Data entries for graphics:
*** Block opens ***

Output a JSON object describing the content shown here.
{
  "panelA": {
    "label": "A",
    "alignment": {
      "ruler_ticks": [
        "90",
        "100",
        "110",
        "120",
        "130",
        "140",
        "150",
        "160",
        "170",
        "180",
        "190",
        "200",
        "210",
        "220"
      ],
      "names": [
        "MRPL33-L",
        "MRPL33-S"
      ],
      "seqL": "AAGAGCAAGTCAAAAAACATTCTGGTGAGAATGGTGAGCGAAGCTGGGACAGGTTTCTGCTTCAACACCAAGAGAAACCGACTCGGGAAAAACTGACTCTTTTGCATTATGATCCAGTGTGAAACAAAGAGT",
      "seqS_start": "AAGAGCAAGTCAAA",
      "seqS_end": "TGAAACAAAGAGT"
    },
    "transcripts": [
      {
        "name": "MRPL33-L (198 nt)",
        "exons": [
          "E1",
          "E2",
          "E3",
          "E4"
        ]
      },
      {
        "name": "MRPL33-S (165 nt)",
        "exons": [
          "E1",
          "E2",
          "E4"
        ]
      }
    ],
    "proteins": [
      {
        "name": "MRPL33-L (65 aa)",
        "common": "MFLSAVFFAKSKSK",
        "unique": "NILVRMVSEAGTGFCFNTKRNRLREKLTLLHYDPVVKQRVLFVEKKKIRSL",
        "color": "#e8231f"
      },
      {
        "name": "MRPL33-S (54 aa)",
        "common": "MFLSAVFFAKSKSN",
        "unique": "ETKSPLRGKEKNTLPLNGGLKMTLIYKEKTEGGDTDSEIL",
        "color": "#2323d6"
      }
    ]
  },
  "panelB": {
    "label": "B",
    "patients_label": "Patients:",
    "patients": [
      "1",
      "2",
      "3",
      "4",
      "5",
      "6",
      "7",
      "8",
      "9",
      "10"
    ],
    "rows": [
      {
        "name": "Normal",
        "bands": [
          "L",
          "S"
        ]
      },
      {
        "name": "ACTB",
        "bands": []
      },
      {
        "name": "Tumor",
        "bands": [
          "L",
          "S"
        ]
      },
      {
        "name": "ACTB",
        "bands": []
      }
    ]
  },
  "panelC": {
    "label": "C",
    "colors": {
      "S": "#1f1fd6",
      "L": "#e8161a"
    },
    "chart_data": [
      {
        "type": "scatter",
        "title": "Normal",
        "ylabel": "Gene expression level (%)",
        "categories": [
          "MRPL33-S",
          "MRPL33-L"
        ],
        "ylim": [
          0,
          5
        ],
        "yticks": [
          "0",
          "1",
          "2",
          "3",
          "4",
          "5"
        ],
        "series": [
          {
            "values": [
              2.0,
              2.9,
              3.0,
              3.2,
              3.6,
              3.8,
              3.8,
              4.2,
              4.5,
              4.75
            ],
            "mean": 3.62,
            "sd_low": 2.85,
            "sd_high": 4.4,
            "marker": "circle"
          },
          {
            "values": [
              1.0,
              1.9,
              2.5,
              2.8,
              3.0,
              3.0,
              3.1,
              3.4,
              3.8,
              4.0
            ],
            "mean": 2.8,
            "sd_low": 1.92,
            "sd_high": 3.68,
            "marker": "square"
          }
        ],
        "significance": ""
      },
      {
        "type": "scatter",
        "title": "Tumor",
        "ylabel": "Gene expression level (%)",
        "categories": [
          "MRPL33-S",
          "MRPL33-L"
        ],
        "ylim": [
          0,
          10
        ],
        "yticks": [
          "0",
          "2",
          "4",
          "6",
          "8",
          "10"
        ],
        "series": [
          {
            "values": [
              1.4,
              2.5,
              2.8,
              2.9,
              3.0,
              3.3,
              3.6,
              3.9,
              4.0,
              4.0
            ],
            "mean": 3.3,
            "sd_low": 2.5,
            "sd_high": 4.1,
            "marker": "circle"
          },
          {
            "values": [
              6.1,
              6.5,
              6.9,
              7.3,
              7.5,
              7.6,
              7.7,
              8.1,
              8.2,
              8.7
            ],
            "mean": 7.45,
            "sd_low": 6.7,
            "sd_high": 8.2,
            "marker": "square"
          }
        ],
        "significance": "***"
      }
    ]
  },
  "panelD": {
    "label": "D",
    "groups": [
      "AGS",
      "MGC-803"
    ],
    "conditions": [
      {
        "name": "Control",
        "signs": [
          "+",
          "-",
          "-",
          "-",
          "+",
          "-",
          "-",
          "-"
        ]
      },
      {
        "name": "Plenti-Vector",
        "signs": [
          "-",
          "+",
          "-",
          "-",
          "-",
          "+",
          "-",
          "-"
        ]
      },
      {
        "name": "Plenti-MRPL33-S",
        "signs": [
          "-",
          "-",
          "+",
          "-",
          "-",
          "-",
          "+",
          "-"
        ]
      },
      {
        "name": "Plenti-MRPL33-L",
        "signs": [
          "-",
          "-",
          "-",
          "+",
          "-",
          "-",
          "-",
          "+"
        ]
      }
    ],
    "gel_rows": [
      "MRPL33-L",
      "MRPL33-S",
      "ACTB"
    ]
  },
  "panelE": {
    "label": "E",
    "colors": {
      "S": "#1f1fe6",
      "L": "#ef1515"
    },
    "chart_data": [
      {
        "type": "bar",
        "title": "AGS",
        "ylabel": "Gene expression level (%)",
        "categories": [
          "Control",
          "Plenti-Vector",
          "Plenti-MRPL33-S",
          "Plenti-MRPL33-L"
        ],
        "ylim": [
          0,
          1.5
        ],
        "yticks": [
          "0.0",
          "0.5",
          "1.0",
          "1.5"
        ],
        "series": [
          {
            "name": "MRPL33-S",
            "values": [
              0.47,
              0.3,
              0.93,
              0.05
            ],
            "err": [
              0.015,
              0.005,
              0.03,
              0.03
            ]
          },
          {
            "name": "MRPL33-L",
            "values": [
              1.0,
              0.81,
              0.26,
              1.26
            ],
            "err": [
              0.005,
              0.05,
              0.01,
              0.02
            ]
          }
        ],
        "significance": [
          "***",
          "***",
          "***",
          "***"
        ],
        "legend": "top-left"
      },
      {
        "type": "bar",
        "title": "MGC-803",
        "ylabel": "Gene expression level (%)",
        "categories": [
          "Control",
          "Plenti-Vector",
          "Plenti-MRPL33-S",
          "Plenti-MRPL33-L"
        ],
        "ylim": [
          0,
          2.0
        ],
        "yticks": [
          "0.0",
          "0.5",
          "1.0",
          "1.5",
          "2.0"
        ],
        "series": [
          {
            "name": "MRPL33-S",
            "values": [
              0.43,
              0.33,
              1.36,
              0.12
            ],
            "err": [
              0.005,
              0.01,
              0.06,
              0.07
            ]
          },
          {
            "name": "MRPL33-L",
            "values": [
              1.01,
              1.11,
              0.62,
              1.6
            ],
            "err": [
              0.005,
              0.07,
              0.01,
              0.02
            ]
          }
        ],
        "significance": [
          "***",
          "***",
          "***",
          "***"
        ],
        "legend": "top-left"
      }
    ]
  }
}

*** Block closes ***

→ ASSIGNMENT
Each record above needs to be written out exactly, with nothing left out.

→ ANSWER SPACE
Output a JSON object describing the content shown here.
{
  "panelA": {
    "label": "A",
    "alignment": {
      "ruler_ticks": [
        "90",
        "100",
        "110",
        "120",
        "130",
        "140",
        "150",
        "160",
        "170",
        "180",
        "190",
        "200",
        "210",
        "220"
      ],
      "names": [
        "MRPL33-L",
        "MRPL33-S"
      ],
      "seqL": "AAGAGCAAGTCAAAAAACATTCTGGTGAGAATGGTGAGCGAAGCTGGGACAGGTTTCTGCTTCAACACCAAGAGAAACCGACTCGGGAAAAACTGACTCTTTTGCATTATGATCCAGTGTGAAACAAAGAGT",
      "seqS_start": "AAGAGCAAGTCAAA",
      "seqS_end": "TGAAACAAAGAGT"
    },
    "transcripts": [
      {
        "name": "MRPL33-L (198 nt)",
        "exons": [
          "E1",
          "E2",
          "E3",
          "E4"
        ]
      },
      {
        "name": "MRPL33-S (165 nt)",
        "exons": [
          "E1",
          "E2",
          "E4"
        ]
      }
    ],
    "proteins": [
      {
        "name": "MRPL33-L (65 aa)",
        "common": "MFLSAVFFAKSKSK",
        "unique": "NILVRMVSEAGTGFCFNTKRNRLREKLTLLHYDPVVKQRVLFVEKKKIRSL",
        "color": "#e8231f"
      },
      {
        "name": "MRPL33-S (54 aa)",
        "common": "MFLSAVFFAKSKSN",
        "unique": "ETKSPLRGKEKNTLPLNGGLKMTLIYKEKTEGGDTDSEIL",
        "color": "#2323d6"
      }
    ]
  },
  "panelB": {
    "label": "B",
    "patients_label": "Patients:",
    "patients": [
      "1",
      "2",
      "3",
      "4",
      "5",
      "6",
      "7",
      "8",
      "9",
      "10"
    ],
    "rows": [
      {
        "name": "Normal",
        "bands": [
          "L",
          "S"
        ]
      },
      {
        "name": "ACTB",
        "bands": []
      },
      {
        "name": "Tumor",
        "bands": [
          "L",
          "S"
        ]
      },
      {
        "name": "ACTB",
        "bands": []
      }
    ]
  },
  "panelC": {
    "label": "C",
    "colors": {
      "S": "#1f1fd6",
      "L": "#e8161a"
    },
    "chart_data": [
      {
        "type": "scatter",
        "title": "Normal",
        "ylabel": "Gene expression level (%)",
        "categories": [
          "MRPL33-S",
          "MRPL33-L"
        ],
        "ylim": [
          0,
          5
        ],
        "yticks": [
          "0",
          "1",
          "2",
          "3",
          "4",
          "5"
        ],
        "series": [
          {
            "values": [
              2.0,
              2.9,
              3.0,
              3.2,
              3.6,
              3.8,
              3.8,
              4.2,
              4.5,
              4.75
            ],
            "mean": 3.62,
            "sd_low": 2.85,
            "sd_high": 4.4,
            "marker": "circle"
          },
          {
            "values": [
              1.0,
              1.9,
              2.5,
              2.8,
              3.0,
              3.0,
              3.1,
              3.4,
              3.8,
              4.0
            ],
            "mean": 2.8,
            "sd_low": 1.92,
            "sd_high": 3.68,
            "marker": "square"
          }
        ],
        "significance": ""
      },
      {
        "type": "scatter",
        "title": "Tumor",
        "ylabel": "Gene expression level (%)",
        "categories": [
          "MRPL33-S",
          "MRPL33-L"
        ],
        "ylim": [
          0,
          10
        ],
        "yticks": [
          "0",
          "2",
          "4",
          "6",
          "8",
          "10"
        ],
        "series": [
          {
            "values": [
              1.4,
              2.5,
              2.8,
              2.9,
              3.0,
              3.3,
              3.6,
              3.9,
              4.0,
              4.0
            ],
            "mean": 3.3,
            "sd_low": 2.5,
            "sd_high": 4.1,
            "marker": "circle"
          },
          {
            "values": [
              6.1,
              6.5,
              6.9,
              7.3,
              7.5,
              7.6,
              7.7,
              8.1,
              8.2,
              8.7
            ],
            "mean": 7.45,
            "sd_low": 6.7,
            "sd_high": 8.2,
            "marker": "square"
          }
        ],
        "significance": "***"
      }
    ]
  },
  "panelD": {
    "label": "D",
    "groups": [
      "AGS",
      "MGC-803"
    ],
    "conditions": [
      {
        "name": "Control",
        "signs": [
          "+",
          "-",
          "-",
          "-",
          "+",
          "-",
          "-",
          "-"
        ]
      },
      {
        "name": "Plenti-Vector",
        "signs": [
          "-",
          "+",
          "-",
          "-",
          "-",
          "+",
          "-",
          "-"
        ]
      },
      {
        "name": "Plenti-MRPL33-S",
        "signs": [
          "-",
          "-",
          "+",
          "-",
          "-",
          "-",
          "+",
          "-"
        ]
      },
      {
        "name": "Plenti-MRPL33-L",
        "signs": [
          "-",
          "-",
          "-",
          "+",
          "-",
          "-",
          "-",
          "+"
        ]
      }
    ],
    "gel_rows": [
      "MRPL33-L",
      "MRPL33-S",
      "ACTB"
    ]
  },
  "panelE": {
    "label": "E",
    "colors": {
      "S": "#1f1fe6",
      "L": "#ef1515"
    },
    "chart_data": [
      {
        "type": "bar",
        "title": "AGS",
        "ylabel": "Gene expression level (%)",
        "categories": [
          "Control",
          "Plenti-Vector",
          "Plenti-MRPL33-S",
          "Plenti-MRPL33-L"
        ],
        "ylim": [
          0,
          1.5
        ],
        "yticks": [
          "0.0",
          "0.5",
          "1.0",
          "1.5"
        ],
        "series": [
          {
            "name": "MRPL33-S",
            "values": [
              0.47,
              0.3,
              0.93,
              0.05
            ],
            "err": [
              0.015,
              0.005,
              0.03,
              0.03
            ]
          },
          {
            "name": "MRPL33-L",
            "values": [
              1.0,
              0.81,
              0.26,
              1.26
            ],
            "err": [
              0.005,
              0.05,
              0.01,
              0.02
            ]
          }
        ],
        "significance": [
          "***",
          "***",
          "***",
          "***"
        ],
        "legend": "top-left"
      },
      {
        "type": "bar",
        "title": "MGC-803",
        "ylabel": "Gene expression level (%)",
        "categories": [
          "Control",
          "Plenti-Vector",
          "Plenti-MRPL33-S",
          "Plenti-MRPL33-L"
        ],
        "ylim": [
          0,
          2.0
        ],
        "yticks": [
          "0.0",
          "0.5",
          "1.0",
          "1.5",
          "2.0"
        ],
        "series": [
          {
            "name": "MRPL33-S",
            "values": [
              0.43,
              0.33,
              1.36,
              0.12
            ],
            "err": [
              0.005,
              0.01,
              0.06,
              0.07
            ]
          },
          {
            "name": "MRPL33-L",
            "values": [
              1.01,
              1.11,
              0.62,
              1.6
            ],
            "err": [
              0.005,
              0.07,
              0.01,
              0.02
            ]
          }
        ],
        "significance": [
          "***",
          "***",
          "***",
          "***"
        ],
        "legend": "top-left"
      }
    ]
  }
}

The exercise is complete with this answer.